*Assigned task 1*: Duplicate the portion of the gear-testing comments starting with "It would be" and going on through "out the numbers.".
*Assigned task 2*: Please pick up the gear-testing comments after their last line and continue them.
*** Opening Text ***
Perfect length video!
10/10 would take 3 more chocolate chips in exchange for my quickdraw
THATS MY BOY DERRICK
Haha wow the holes drilled in the dogbone really got me, why was it still so strong LMAO
How about testing a voodoo knot. It's another resizeable loop that's used by rescue teams.
Wow! Will there be a wooden weblock test? )
I find it kinda amusing that in the pursuit of trying to teach an alternative to tieing a knot in a dyneema sling, you proved that its basically just as effective (under a constant static load)
now that you're in seattle, West Coast Wire Rope and Rigging is nearby! Excellent supplier for all things industrial rigging.
that weird adjustable sling knot could be used as an impromptu screamer if it was backed up by a second full strength sling. That looks like a lot of energy got eaten up by that heating and sliding at ~8kn. Maybe a thicker sacrificial rope that slips at ~2kn in the same knot could work.
It did cross my mind. I might try that on the drop tower
I'm convinced the guy who drilled his carabiners was trolling y'all
Thanks for the great content! Also I had some Google money I had to use up before it expired...
I wonder how having it ramp up slowly vs being immediate effects the results. When you rip something and can't quite do it slowly doing it impulsively also seems to work better if you know what I mean.
Would it maybe be interesting to have a figure like "total energy absorbed before failure"? For things that slip, peak force isn't really useful, as the material didn't fail at that force, it slipped. It failed after being subjected to a huge amount of force over a period of time.
It would be interesting for some things not just slip but also the more elastic Vs static setups, area under the graph should represent energy within the system you just want the software to be able to spit out the numbers.
Re bent pin in bow/D-shackle, a safety shackles with a nut on the pin may be "a" solution, at least the pin can still be driven out if it does bend...
I'm actually amazed that the drilled dogbones held up as well as they did.
That ATC has the double of thickness of teeth than mine
Nuts! I made some quick and dirty moving straps from 1" webbing and some small leather rivets.. (in stead of sewing) They are stronger than I thought but still feels dumb as heck making holes in woven gear!
*** Closing Text ***
*** Opening Extracted information ***
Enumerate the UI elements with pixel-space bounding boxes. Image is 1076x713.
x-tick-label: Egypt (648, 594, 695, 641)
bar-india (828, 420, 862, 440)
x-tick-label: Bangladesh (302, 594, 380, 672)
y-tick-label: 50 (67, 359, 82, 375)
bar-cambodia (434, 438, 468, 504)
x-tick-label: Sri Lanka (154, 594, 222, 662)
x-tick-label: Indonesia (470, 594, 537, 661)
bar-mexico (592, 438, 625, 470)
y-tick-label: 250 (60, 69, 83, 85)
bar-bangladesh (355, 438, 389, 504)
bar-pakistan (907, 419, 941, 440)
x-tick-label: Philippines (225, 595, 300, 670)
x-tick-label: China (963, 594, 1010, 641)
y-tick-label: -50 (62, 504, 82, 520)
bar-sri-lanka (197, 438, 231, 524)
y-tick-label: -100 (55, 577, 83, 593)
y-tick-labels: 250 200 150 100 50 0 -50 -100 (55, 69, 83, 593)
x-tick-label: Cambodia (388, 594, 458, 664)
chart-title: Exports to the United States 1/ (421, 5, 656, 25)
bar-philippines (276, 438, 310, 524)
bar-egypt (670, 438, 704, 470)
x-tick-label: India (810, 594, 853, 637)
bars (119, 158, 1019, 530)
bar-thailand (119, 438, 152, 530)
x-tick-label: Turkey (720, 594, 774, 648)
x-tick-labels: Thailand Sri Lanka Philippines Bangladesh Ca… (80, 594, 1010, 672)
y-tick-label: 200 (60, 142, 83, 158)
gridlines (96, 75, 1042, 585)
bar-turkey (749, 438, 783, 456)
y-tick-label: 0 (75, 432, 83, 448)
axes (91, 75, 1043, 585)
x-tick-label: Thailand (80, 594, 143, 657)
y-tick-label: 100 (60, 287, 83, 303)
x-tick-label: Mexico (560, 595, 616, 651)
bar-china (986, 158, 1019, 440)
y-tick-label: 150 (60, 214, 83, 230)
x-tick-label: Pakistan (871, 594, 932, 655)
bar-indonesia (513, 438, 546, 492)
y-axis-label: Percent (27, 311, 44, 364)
*** Closing Extracted information ***
*Answer area 1*:
It would be interesting for some things not just slip but also the more elastic Vs static setups, area under the graph should represent energy within the system you just want the software to be able to spit out the numbers.

*Answer area 2*:
My first rope!
Some kind of edelrid special edition.
Boss rope.
I love how the videos are getting slightly more and more unhinged
I think the girth hitch should be crossed first (like a sliding x) to make it redundant. How to Rock and Alpine Climb has a video where they test this
4:58 woooooooahhhhhh!!!!!!!!
Love the content!
The magic X half twist trick, with one of the loops creating the girth hitch, has been shown to dramatically raise the failure/slipping in a severed side loop (from
That atc was in better condition than the one I use when I bought it (2nd hand)...
My 2016-2017 dyneema slings barely used are probably like within 95% of MBS then
Your gear is in such great condition still lol 😆you have me worried about mine
That was def supergoodenuff
Now we just seen one hole made a difference. Can we go back to my question about one hole in the carabiner to see how much that weekens it ? Nothing to do with lightness I just really want to know how much that would compromise it. Love the video man
Hmmm it may be interesting how the belgian knot would behave if shock-loaded. Like bad energy absorber? @HowNOT2 would you like to check it on drop tower? Nice video!
I was thinking this… although the force would have to be less to be useful
The retired rope broke like they do in movies!
Let’s see that Belgian knot and 1” tubular nylon webbing get pulled
Nice
HI DERRICK!!!!!!!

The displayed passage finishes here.